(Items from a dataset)

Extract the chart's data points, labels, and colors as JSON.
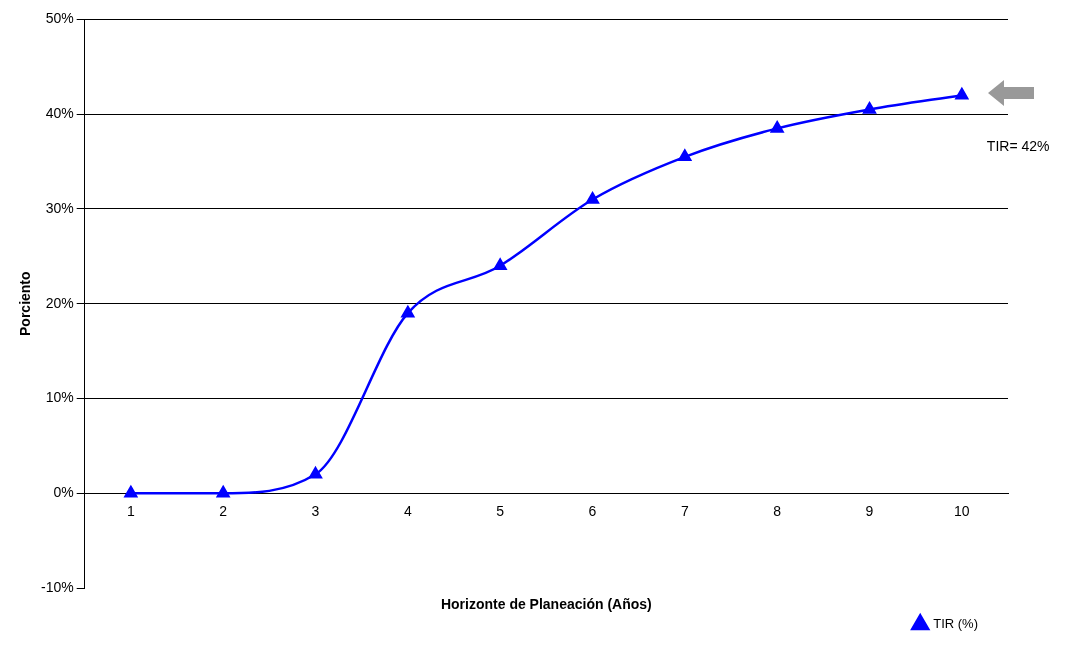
{
  "chart_data": {
    "type": "line",
    "xlabel": "Horizonte de Planeación (Años)",
    "ylabel": "Porciento",
    "categories": [
      "1",
      "2",
      "3",
      "4",
      "5",
      "6",
      "7",
      "8",
      "9",
      "10"
    ],
    "series": [
      {
        "name": "TIR (%)",
        "color": "#0000ff",
        "values": [
          0,
          0,
          2,
          19,
          24,
          31,
          35.5,
          38.5,
          40.5,
          42
        ]
      }
    ],
    "ylim": [
      -10,
      50
    ],
    "yticks": [
      {
        "value": -10,
        "label": "-10%"
      },
      {
        "value": 0,
        "label": "0%"
      },
      {
        "value": 10,
        "label": "10%"
      },
      {
        "value": 20,
        "label": "20%"
      },
      {
        "value": 30,
        "label": "30%"
      },
      {
        "value": 40,
        "label": "40%"
      },
      {
        "value": 50,
        "label": "50%"
      }
    ],
    "grid": "y",
    "legend": "bottom right",
    "marker": "triangle",
    "line_style": "solid",
    "annotations": [
      "TIR= 42%"
    ]
  }
}
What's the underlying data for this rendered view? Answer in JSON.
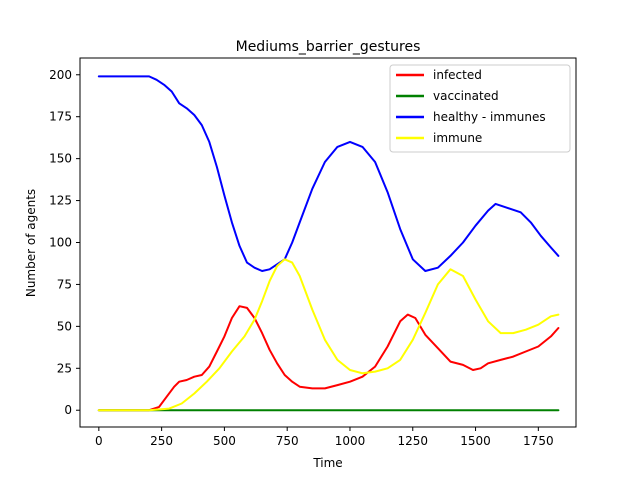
{
  "chart_data": {
    "type": "line",
    "title": "Mediums_barrier_gestures",
    "xlabel": "Time",
    "ylabel": "Number of agents",
    "xlim": [
      -75,
      1900
    ],
    "ylim": [
      -10,
      210
    ],
    "xticks": [
      0,
      250,
      500,
      750,
      1000,
      1250,
      1500,
      1750
    ],
    "yticks": [
      0,
      25,
      50,
      75,
      100,
      125,
      150,
      175,
      200
    ],
    "grid": false,
    "legend_position": "top-right",
    "series": [
      {
        "name": "infected",
        "color": "#ff0000",
        "points": [
          [
            0,
            0
          ],
          [
            100,
            0
          ],
          [
            200,
            0
          ],
          [
            240,
            2
          ],
          [
            270,
            8
          ],
          [
            300,
            14
          ],
          [
            320,
            17
          ],
          [
            350,
            18
          ],
          [
            380,
            20
          ],
          [
            410,
            21
          ],
          [
            440,
            26
          ],
          [
            470,
            35
          ],
          [
            500,
            44
          ],
          [
            530,
            55
          ],
          [
            560,
            62
          ],
          [
            590,
            61
          ],
          [
            620,
            55
          ],
          [
            650,
            46
          ],
          [
            680,
            36
          ],
          [
            710,
            28
          ],
          [
            740,
            21
          ],
          [
            770,
            17
          ],
          [
            800,
            14
          ],
          [
            850,
            13
          ],
          [
            900,
            13
          ],
          [
            950,
            15
          ],
          [
            1000,
            17
          ],
          [
            1050,
            20
          ],
          [
            1100,
            26
          ],
          [
            1150,
            38
          ],
          [
            1200,
            53
          ],
          [
            1230,
            57
          ],
          [
            1260,
            55
          ],
          [
            1300,
            45
          ],
          [
            1350,
            37
          ],
          [
            1400,
            29
          ],
          [
            1450,
            27
          ],
          [
            1490,
            24
          ],
          [
            1520,
            25
          ],
          [
            1550,
            28
          ],
          [
            1600,
            30
          ],
          [
            1650,
            32
          ],
          [
            1700,
            35
          ],
          [
            1750,
            38
          ],
          [
            1800,
            44
          ],
          [
            1830,
            49
          ]
        ]
      },
      {
        "name": "vaccinated",
        "color": "#008000",
        "points": [
          [
            0,
            0
          ],
          [
            1830,
            0
          ]
        ]
      },
      {
        "name": "healthy - immunes",
        "color": "#0000ff",
        "points": [
          [
            0,
            199
          ],
          [
            100,
            199
          ],
          [
            200,
            199
          ],
          [
            230,
            197
          ],
          [
            260,
            194
          ],
          [
            290,
            190
          ],
          [
            320,
            183
          ],
          [
            350,
            180
          ],
          [
            380,
            176
          ],
          [
            410,
            170
          ],
          [
            440,
            160
          ],
          [
            470,
            145
          ],
          [
            500,
            128
          ],
          [
            530,
            112
          ],
          [
            560,
            98
          ],
          [
            590,
            88
          ],
          [
            620,
            85
          ],
          [
            650,
            83
          ],
          [
            680,
            84
          ],
          [
            710,
            87
          ],
          [
            740,
            90
          ],
          [
            770,
            100
          ],
          [
            800,
            112
          ],
          [
            850,
            132
          ],
          [
            900,
            148
          ],
          [
            950,
            157
          ],
          [
            1000,
            160
          ],
          [
            1050,
            157
          ],
          [
            1100,
            148
          ],
          [
            1150,
            130
          ],
          [
            1200,
            108
          ],
          [
            1250,
            90
          ],
          [
            1300,
            83
          ],
          [
            1350,
            85
          ],
          [
            1400,
            92
          ],
          [
            1450,
            100
          ],
          [
            1500,
            110
          ],
          [
            1550,
            119
          ],
          [
            1580,
            123
          ],
          [
            1620,
            121
          ],
          [
            1680,
            118
          ],
          [
            1720,
            112
          ],
          [
            1760,
            104
          ],
          [
            1800,
            97
          ],
          [
            1830,
            92
          ]
        ]
      },
      {
        "name": "immune",
        "color": "#ffff00",
        "points": [
          [
            0,
            0
          ],
          [
            200,
            0
          ],
          [
            280,
            1
          ],
          [
            330,
            4
          ],
          [
            380,
            10
          ],
          [
            430,
            17
          ],
          [
            480,
            25
          ],
          [
            530,
            35
          ],
          [
            580,
            44
          ],
          [
            620,
            54
          ],
          [
            650,
            65
          ],
          [
            680,
            77
          ],
          [
            710,
            86
          ],
          [
            740,
            90
          ],
          [
            770,
            88
          ],
          [
            800,
            80
          ],
          [
            850,
            60
          ],
          [
            900,
            42
          ],
          [
            950,
            30
          ],
          [
            1000,
            24
          ],
          [
            1050,
            22
          ],
          [
            1100,
            23
          ],
          [
            1150,
            25
          ],
          [
            1200,
            30
          ],
          [
            1250,
            42
          ],
          [
            1300,
            58
          ],
          [
            1350,
            75
          ],
          [
            1400,
            84
          ],
          [
            1450,
            80
          ],
          [
            1500,
            66
          ],
          [
            1550,
            53
          ],
          [
            1600,
            46
          ],
          [
            1650,
            46
          ],
          [
            1700,
            48
          ],
          [
            1750,
            51
          ],
          [
            1800,
            56
          ],
          [
            1830,
            57
          ]
        ]
      }
    ]
  }
}
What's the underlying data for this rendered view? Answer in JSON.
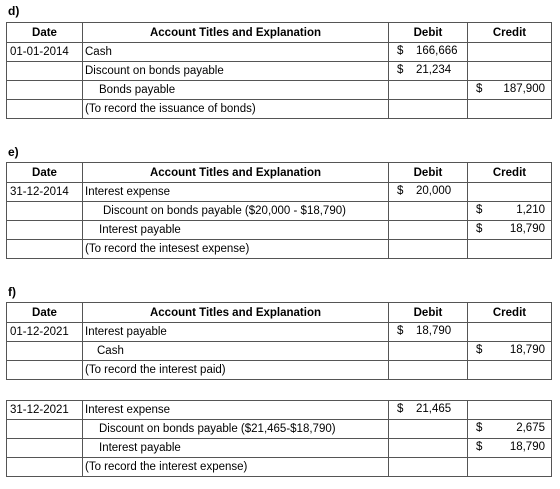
{
  "sections": [
    {
      "label": "d)",
      "header": {
        "date": "Date",
        "account": "Account Titles and Explanation",
        "debit": "Debit",
        "credit": "Credit"
      },
      "entries": [
        {
          "rows": [
            {
              "date": "01-01-2014",
              "account": "Cash",
              "debit": {
                "symbol": "$",
                "amount": "166,666"
              }
            },
            {
              "account": "Discount on bonds payable",
              "debit": {
                "symbol": "$",
                "amount": "21,234"
              }
            },
            {
              "account": "Bonds payable",
              "credit": {
                "symbol": "$",
                "amount": "187,900"
              }
            },
            {
              "account": "(To record the issuance of bonds)"
            }
          ]
        }
      ]
    },
    {
      "label": "e)",
      "header": {
        "date": "Date",
        "account": "Account Titles and Explanation",
        "debit": "Debit",
        "credit": "Credit"
      },
      "entries": [
        {
          "rows": [
            {
              "date": "31-12-2014",
              "account": "Interest expense",
              "debit": {
                "symbol": "$",
                "amount": "20,000"
              }
            },
            {
              "account": "Discount on bonds payable ($20,000 - $18,790)",
              "credit": {
                "symbol": "$",
                "amount": "1,210"
              }
            },
            {
              "account": "Interest payable",
              "credit": {
                "symbol": "$",
                "amount": "18,790"
              }
            },
            {
              "account": "(To record the intesest expense)"
            }
          ]
        }
      ]
    },
    {
      "label": "f)",
      "header": {
        "date": "Date",
        "account": "Account Titles and Explanation",
        "debit": "Debit",
        "credit": "Credit"
      },
      "entries": [
        {
          "rows": [
            {
              "date": "01-12-2021",
              "account": "Interest payable",
              "debit": {
                "symbol": "$",
                "amount": "18,790"
              }
            },
            {
              "account": "Cash",
              "credit": {
                "symbol": "$",
                "amount": "18,790"
              }
            },
            {
              "account": "(To record the interest paid)"
            }
          ]
        },
        {
          "rows": [
            {
              "date": "31-12-2021",
              "account": "Interest expense",
              "debit": {
                "symbol": "$",
                "amount": "21,465"
              }
            },
            {
              "account": "Discount on bonds payable ($21,465-$18,790)",
              "credit": {
                "symbol": "$",
                "amount": "2,675"
              }
            },
            {
              "account": "Interest payable",
              "credit": {
                "symbol": "$",
                "amount": "18,790"
              }
            },
            {
              "account": "(To record the interest expense)"
            }
          ]
        }
      ]
    }
  ]
}
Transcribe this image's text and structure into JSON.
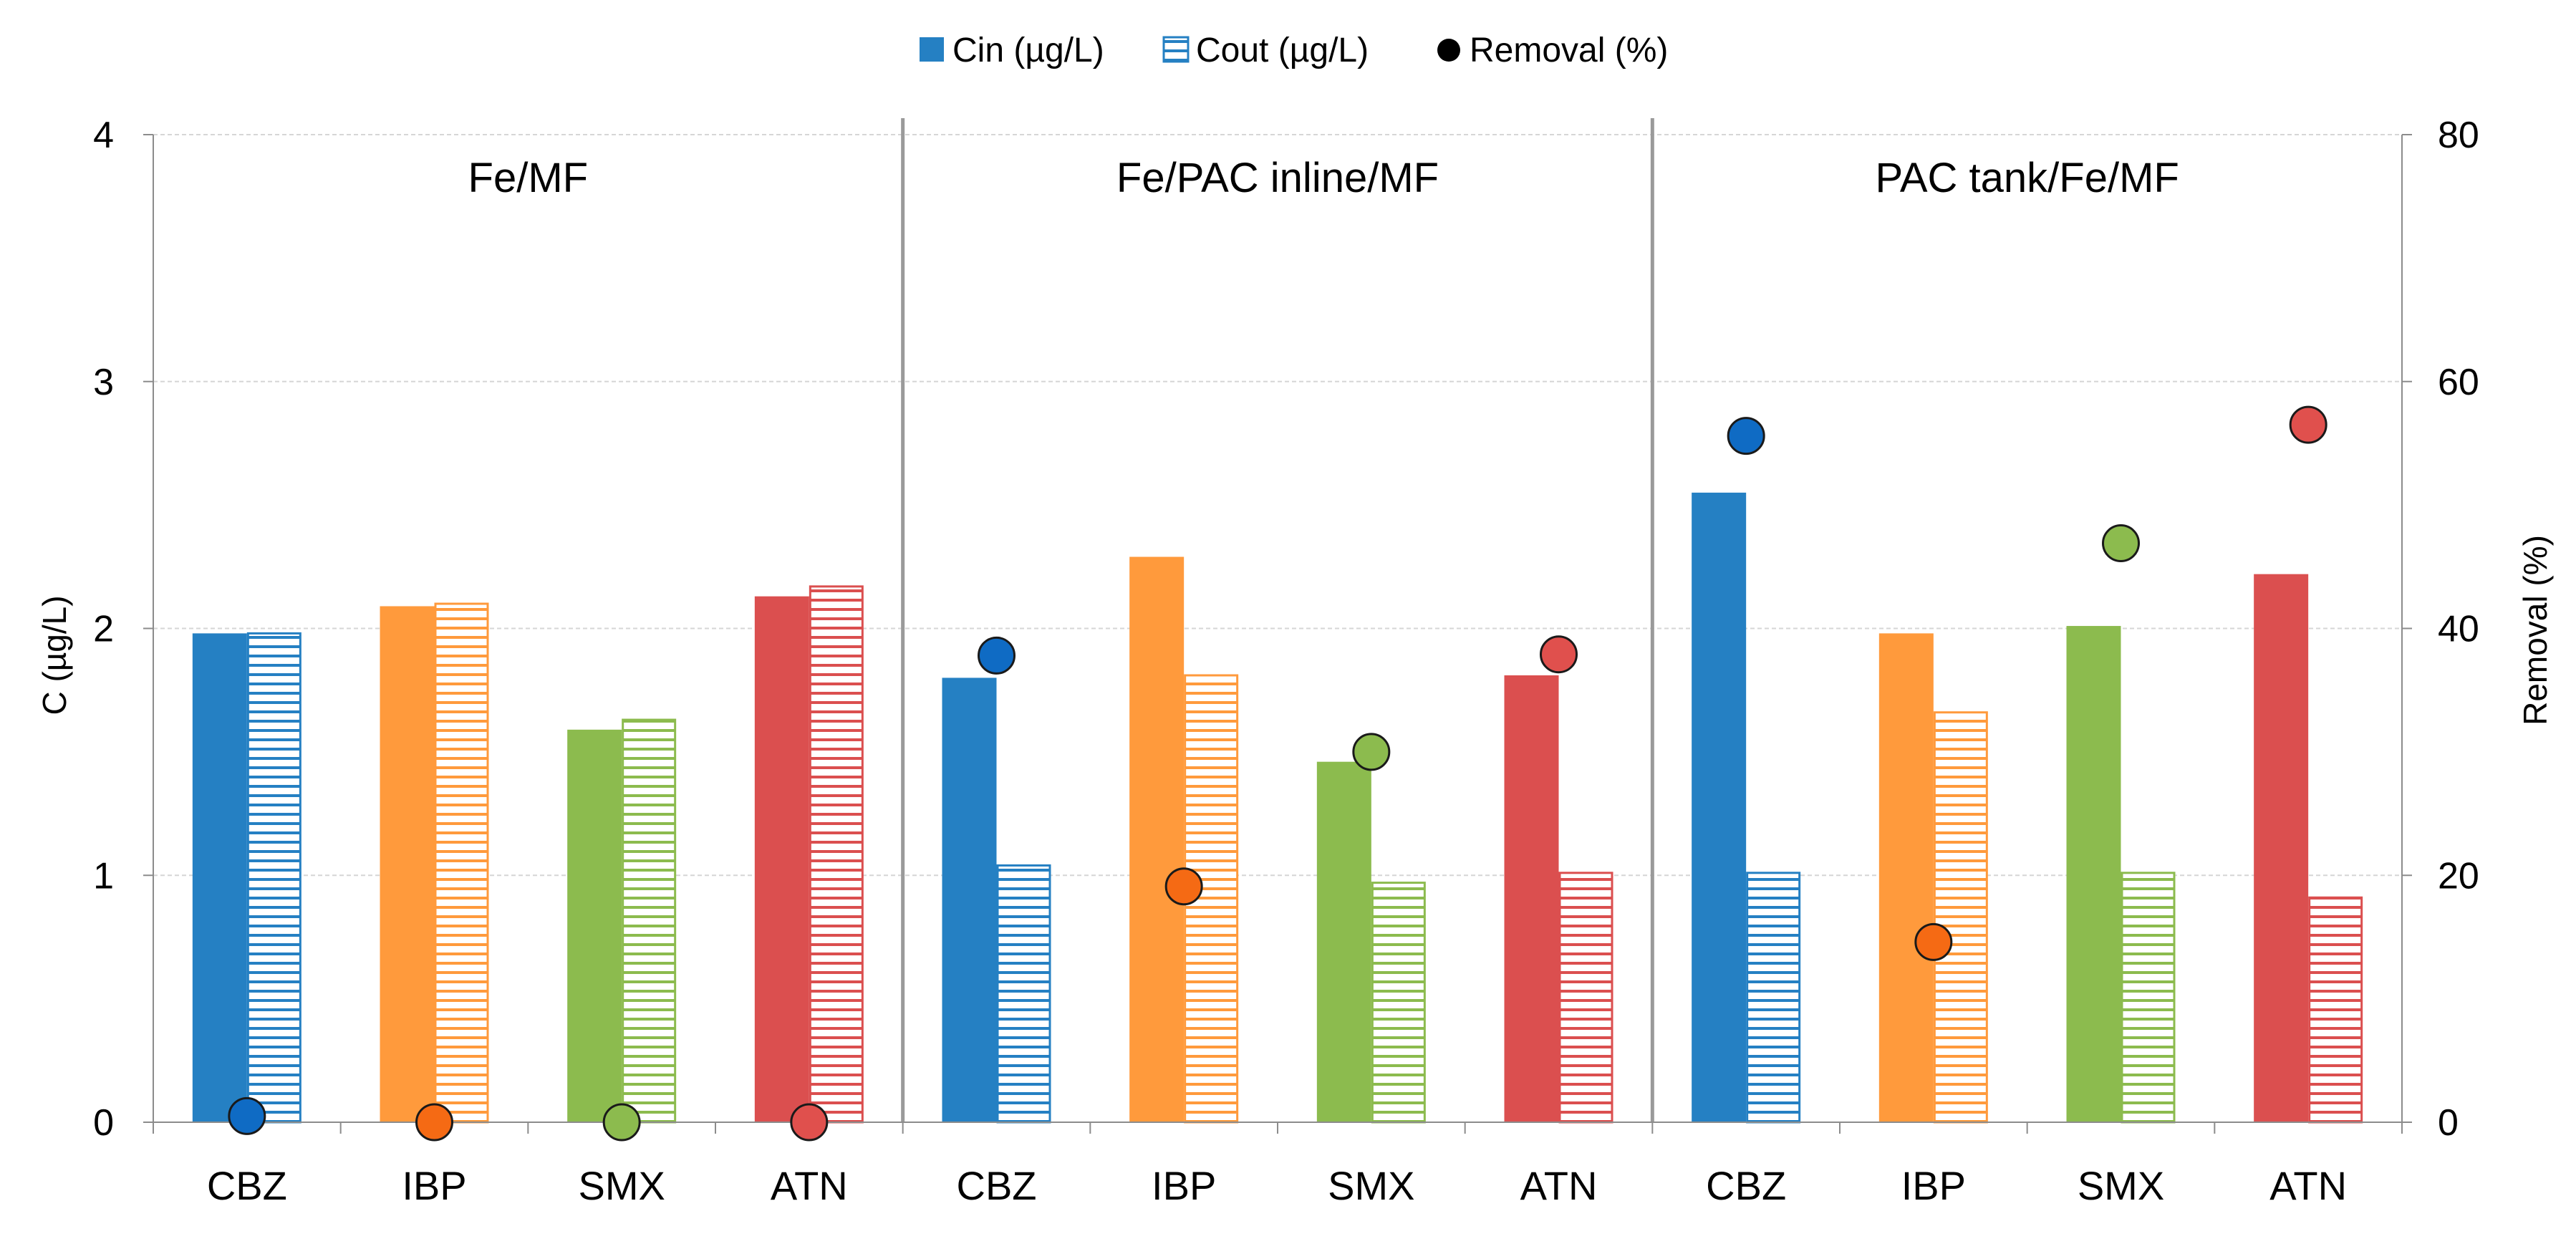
{
  "chart_data": {
    "type": "bar",
    "title": "",
    "ylabel": "C (µg/L)",
    "y2label": "Removal (%)",
    "ylim": [
      0,
      4
    ],
    "y2lim": [
      0,
      80
    ],
    "yticks": [
      "0",
      "1",
      "2",
      "3",
      "4"
    ],
    "y2ticks": [
      "0",
      "20",
      "40",
      "60",
      "80"
    ],
    "grid": true,
    "legend_position": "top-center",
    "legend": {
      "cin": "Cin (µg/L)",
      "cout": "Cout (µg/L)",
      "removal": "Removal (%)"
    },
    "compound_colors": {
      "CBZ": "#2580c3",
      "IBP": "#ff9a3c",
      "SMX": "#8cbb4e",
      "ATN": "#db4f4f"
    },
    "marker_colors": {
      "CBZ": "#0f6bc4",
      "IBP": "#f56a14",
      "SMX": "#8cbb4e",
      "ATN": "#e0504d"
    },
    "panels": [
      {
        "label": "Fe/MF",
        "categories": [
          "CBZ",
          "IBP",
          "SMX",
          "ATN"
        ],
        "cin": [
          1.98,
          2.09,
          1.59,
          2.13
        ],
        "cout": [
          1.98,
          2.1,
          1.63,
          2.17
        ],
        "removal": [
          0.5,
          0,
          0,
          0
        ]
      },
      {
        "label": "Fe/PAC inline/MF",
        "categories": [
          "CBZ",
          "IBP",
          "SMX",
          "ATN"
        ],
        "cin": [
          1.8,
          2.29,
          1.46,
          1.81
        ],
        "cout": [
          1.04,
          1.81,
          0.97,
          1.01
        ],
        "removal": [
          37.8,
          19.1,
          30.0,
          37.9
        ]
      },
      {
        "label": "PAC tank/Fe/MF",
        "categories": [
          "CBZ",
          "IBP",
          "SMX",
          "ATN"
        ],
        "cin": [
          2.55,
          1.98,
          2.01,
          2.22
        ],
        "cout": [
          1.01,
          1.66,
          1.01,
          0.91
        ],
        "removal": [
          55.6,
          14.6,
          46.9,
          56.5
        ]
      }
    ]
  }
}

**EXERCISE DESCRIPTION**
Respond with the number of lines containing "amount" and no additional words.

**EXERCISE OUTPUT**
11